* [Exercise requirements]:
Select lines where the word "panel" appears.

* [Records for the exercise]:
——————

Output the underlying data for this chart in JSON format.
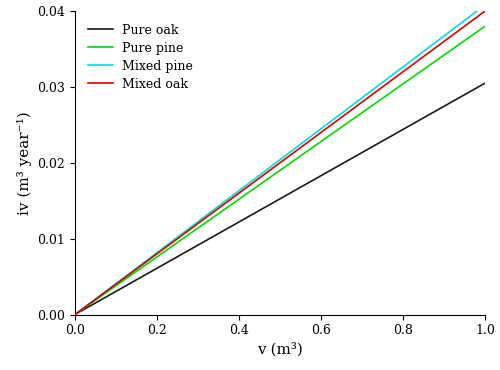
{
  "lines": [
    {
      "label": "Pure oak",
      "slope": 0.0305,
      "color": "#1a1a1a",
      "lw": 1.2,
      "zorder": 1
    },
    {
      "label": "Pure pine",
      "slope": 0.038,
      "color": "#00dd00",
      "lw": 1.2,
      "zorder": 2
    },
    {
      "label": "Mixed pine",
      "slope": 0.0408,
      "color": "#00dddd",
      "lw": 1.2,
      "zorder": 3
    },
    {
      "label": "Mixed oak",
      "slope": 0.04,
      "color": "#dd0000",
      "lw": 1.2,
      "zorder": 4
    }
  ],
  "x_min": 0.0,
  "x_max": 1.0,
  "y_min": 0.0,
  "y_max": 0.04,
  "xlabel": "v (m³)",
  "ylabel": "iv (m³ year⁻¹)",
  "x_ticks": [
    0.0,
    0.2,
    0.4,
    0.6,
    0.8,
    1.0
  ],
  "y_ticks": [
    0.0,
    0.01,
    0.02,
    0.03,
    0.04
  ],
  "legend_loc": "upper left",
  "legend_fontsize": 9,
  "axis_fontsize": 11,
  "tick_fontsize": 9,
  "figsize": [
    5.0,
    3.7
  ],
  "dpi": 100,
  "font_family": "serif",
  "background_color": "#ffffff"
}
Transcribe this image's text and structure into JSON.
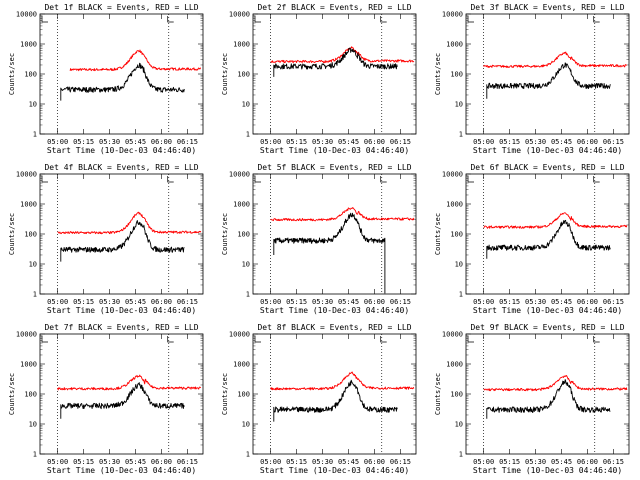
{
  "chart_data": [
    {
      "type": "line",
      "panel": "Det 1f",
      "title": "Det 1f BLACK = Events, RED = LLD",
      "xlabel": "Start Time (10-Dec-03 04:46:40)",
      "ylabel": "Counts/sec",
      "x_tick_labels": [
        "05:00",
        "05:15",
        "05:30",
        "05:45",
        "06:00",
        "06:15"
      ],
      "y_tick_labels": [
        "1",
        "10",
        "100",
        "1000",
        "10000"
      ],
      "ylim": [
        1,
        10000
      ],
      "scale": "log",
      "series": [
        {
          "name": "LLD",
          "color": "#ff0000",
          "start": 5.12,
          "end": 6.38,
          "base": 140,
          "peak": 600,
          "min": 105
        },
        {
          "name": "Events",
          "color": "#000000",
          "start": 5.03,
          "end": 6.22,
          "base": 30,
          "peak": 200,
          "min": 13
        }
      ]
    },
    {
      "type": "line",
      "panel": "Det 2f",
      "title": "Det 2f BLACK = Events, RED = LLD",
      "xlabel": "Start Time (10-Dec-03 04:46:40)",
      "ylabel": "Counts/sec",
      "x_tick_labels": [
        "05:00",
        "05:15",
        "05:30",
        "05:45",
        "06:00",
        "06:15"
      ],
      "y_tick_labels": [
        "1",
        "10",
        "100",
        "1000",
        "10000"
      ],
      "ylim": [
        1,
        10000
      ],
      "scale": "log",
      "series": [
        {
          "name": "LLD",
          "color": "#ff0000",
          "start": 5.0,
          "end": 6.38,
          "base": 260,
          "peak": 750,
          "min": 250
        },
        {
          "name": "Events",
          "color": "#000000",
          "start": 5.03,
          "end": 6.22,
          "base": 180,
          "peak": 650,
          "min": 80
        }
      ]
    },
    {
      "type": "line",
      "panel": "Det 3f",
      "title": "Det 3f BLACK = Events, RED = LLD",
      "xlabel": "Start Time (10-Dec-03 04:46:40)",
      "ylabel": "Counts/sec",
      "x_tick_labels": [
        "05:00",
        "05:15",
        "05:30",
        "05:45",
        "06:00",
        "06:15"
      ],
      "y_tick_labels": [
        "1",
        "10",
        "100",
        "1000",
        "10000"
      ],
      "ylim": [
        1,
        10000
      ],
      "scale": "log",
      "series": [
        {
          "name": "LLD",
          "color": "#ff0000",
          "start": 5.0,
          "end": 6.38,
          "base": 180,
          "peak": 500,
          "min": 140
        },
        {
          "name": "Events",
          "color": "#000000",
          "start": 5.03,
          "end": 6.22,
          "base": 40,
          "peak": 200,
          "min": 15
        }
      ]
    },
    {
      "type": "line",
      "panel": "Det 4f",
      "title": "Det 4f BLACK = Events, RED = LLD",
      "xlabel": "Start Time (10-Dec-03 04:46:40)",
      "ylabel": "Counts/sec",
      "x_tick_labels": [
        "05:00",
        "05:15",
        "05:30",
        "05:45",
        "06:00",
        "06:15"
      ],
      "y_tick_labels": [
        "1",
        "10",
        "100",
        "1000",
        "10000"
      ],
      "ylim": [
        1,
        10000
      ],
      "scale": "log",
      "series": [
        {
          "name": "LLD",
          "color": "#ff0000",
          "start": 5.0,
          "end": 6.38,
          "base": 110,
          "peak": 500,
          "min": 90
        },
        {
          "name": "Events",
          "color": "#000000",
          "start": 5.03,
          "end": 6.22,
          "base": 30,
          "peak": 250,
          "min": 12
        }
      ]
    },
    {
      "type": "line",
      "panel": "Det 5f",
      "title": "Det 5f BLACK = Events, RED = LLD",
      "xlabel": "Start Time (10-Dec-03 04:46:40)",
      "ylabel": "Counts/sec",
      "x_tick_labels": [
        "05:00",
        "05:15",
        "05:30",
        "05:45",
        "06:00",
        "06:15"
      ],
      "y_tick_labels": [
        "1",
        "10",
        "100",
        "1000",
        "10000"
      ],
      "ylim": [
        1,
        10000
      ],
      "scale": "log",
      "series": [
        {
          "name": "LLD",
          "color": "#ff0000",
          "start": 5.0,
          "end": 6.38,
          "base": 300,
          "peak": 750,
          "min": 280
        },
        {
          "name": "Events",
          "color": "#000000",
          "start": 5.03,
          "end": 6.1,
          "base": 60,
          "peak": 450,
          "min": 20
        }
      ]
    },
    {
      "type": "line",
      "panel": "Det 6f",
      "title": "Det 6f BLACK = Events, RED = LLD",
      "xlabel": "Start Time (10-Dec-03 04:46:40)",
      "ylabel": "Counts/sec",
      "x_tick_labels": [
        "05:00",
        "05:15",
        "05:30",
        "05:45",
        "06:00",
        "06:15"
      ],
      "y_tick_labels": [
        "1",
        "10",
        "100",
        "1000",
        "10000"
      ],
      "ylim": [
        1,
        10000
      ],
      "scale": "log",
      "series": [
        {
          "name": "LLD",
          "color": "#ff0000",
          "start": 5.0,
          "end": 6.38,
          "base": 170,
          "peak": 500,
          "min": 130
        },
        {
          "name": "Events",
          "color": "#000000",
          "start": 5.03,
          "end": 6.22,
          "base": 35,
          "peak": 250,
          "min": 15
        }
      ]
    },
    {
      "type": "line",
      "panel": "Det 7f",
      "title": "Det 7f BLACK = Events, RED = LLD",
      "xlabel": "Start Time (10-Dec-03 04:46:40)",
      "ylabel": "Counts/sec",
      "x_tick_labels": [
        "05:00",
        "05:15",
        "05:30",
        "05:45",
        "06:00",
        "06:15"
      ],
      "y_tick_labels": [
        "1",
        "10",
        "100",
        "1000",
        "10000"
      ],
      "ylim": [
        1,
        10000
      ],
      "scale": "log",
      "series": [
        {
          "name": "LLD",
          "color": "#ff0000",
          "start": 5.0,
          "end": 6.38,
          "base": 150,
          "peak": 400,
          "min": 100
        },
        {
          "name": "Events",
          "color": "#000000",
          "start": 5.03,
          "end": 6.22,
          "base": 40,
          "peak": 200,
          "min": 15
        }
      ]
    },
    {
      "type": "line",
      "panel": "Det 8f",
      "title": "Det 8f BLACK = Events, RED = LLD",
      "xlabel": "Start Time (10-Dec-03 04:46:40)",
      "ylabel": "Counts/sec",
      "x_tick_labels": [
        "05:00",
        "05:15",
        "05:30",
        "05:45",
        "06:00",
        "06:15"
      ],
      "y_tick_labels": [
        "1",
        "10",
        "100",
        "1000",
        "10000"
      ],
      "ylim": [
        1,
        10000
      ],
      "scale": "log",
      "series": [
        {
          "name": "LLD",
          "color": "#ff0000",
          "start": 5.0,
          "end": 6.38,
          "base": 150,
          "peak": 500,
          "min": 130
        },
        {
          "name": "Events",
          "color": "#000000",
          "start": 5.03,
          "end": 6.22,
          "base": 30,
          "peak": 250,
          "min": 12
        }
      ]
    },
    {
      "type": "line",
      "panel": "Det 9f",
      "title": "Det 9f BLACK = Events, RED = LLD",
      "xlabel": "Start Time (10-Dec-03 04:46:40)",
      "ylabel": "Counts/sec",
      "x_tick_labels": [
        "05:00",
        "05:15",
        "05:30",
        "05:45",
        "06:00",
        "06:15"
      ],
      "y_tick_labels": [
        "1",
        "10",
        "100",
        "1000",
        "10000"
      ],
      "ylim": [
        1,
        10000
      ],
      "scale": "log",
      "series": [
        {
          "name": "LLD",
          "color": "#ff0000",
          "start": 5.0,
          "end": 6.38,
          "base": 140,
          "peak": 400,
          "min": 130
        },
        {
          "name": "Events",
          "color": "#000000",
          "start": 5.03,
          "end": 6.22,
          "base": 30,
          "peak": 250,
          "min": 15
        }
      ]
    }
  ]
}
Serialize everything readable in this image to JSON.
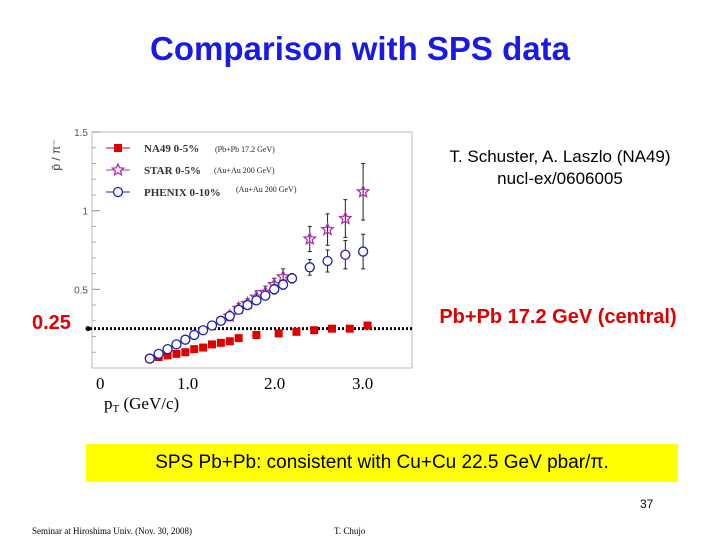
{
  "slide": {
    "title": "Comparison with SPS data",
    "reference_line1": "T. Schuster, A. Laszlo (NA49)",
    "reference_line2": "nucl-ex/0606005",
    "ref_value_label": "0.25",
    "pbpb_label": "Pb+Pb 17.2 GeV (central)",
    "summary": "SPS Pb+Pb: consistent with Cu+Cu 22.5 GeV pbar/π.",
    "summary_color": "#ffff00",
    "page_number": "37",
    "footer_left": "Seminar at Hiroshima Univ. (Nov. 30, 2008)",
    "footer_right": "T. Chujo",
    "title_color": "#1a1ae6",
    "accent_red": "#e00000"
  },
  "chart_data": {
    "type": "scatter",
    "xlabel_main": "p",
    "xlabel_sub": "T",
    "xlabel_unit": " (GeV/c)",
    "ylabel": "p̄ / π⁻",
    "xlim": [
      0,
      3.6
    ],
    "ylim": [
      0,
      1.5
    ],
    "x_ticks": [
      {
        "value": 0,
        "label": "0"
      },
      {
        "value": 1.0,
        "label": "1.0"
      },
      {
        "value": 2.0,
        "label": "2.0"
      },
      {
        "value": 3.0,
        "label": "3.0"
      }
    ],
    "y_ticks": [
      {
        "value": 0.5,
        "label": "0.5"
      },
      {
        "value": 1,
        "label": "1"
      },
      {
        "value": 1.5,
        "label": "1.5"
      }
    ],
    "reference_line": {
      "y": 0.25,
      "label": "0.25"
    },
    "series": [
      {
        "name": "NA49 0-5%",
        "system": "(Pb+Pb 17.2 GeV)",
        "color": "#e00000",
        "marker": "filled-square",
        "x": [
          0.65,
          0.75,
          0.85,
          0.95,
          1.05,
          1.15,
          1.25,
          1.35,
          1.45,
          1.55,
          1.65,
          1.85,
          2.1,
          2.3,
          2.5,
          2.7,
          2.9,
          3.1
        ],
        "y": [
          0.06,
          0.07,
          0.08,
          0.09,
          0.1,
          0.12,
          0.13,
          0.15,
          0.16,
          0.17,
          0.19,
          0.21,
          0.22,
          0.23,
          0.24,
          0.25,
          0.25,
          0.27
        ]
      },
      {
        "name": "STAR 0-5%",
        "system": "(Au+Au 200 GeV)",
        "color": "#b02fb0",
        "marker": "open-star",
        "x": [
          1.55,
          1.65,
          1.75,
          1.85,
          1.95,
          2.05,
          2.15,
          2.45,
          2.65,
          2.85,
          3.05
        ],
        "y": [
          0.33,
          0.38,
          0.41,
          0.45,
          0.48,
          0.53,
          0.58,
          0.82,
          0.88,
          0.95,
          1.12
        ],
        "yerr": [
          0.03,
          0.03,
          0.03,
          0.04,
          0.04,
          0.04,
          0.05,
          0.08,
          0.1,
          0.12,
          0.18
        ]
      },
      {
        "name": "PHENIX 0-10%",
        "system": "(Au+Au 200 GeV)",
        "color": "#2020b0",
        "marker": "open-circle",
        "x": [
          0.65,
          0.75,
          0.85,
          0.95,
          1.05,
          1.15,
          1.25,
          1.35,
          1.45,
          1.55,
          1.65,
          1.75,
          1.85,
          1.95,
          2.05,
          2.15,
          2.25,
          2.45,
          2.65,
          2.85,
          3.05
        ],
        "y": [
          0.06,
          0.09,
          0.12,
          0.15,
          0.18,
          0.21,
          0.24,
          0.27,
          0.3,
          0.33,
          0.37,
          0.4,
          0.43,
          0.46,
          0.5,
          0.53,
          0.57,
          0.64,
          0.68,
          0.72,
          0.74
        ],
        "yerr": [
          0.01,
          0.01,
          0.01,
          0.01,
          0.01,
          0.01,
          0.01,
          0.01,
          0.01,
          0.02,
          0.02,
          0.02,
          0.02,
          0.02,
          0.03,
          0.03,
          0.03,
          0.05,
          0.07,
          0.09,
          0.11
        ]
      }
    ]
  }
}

——————

* [Solution for this exercise]:
      "panel": "Det 1f",
      "panel": "Det 2f",
      "panel": "Det 3f",
      "panel": "Det 4f",
      "panel": "Det 5f",
      "panel": "Det 6f",
      "panel": "Det 7f",
      "panel": "Det 8f",
      "panel": "Det 9f",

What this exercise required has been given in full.